§ What you should do
Check every line of the material below for "image". Give the number of lines that have it, and only that.

━━━ Entries provided ━━━

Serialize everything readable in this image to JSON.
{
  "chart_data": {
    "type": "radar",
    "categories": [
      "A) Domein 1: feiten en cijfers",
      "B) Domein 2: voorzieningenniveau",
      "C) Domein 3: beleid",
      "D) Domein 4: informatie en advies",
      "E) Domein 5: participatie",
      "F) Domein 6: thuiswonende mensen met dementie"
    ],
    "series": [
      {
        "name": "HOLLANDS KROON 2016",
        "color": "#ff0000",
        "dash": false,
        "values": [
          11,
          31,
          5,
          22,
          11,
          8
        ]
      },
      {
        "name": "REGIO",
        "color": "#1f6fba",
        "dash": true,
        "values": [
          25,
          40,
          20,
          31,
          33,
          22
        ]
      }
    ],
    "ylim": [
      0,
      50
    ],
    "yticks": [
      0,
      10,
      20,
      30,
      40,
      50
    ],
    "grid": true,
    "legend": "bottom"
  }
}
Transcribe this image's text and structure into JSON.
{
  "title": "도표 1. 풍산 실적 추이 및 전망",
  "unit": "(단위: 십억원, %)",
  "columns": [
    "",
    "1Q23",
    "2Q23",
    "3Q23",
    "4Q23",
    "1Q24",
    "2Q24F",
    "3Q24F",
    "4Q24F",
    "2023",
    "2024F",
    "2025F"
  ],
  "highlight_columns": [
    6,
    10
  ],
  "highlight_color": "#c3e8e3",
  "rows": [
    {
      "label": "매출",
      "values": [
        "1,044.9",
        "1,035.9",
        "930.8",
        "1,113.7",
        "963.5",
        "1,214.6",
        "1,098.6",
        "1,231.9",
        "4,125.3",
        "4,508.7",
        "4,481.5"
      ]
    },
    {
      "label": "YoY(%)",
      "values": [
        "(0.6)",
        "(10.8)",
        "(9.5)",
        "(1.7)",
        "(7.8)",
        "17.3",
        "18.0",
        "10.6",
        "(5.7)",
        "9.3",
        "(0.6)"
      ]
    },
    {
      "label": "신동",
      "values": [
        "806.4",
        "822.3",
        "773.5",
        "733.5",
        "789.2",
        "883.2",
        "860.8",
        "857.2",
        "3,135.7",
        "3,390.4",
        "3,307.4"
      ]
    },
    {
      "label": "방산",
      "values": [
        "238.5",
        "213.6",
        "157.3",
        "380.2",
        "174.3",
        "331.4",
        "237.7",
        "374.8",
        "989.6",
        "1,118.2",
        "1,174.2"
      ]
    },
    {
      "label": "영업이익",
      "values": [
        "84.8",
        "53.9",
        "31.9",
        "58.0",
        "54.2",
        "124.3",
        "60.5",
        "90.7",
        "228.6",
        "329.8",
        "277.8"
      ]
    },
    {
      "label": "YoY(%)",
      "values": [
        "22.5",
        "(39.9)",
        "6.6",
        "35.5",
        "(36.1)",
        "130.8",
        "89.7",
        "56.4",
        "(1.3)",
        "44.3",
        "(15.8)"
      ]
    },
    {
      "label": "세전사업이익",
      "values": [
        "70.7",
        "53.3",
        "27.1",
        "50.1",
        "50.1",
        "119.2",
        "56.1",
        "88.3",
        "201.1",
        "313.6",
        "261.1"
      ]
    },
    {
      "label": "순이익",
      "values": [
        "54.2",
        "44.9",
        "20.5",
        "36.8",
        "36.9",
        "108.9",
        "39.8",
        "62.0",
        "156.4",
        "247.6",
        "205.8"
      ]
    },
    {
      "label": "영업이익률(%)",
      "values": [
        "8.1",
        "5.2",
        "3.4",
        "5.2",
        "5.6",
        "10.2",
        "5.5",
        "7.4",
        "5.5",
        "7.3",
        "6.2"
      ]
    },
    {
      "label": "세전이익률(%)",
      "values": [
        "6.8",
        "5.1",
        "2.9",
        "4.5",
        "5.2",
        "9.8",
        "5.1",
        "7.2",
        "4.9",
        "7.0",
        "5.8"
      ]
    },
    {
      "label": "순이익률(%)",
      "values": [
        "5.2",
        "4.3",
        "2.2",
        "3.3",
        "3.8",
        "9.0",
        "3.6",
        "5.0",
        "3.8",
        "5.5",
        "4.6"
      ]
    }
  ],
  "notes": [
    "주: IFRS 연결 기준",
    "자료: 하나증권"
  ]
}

━━━

§ Task solution
2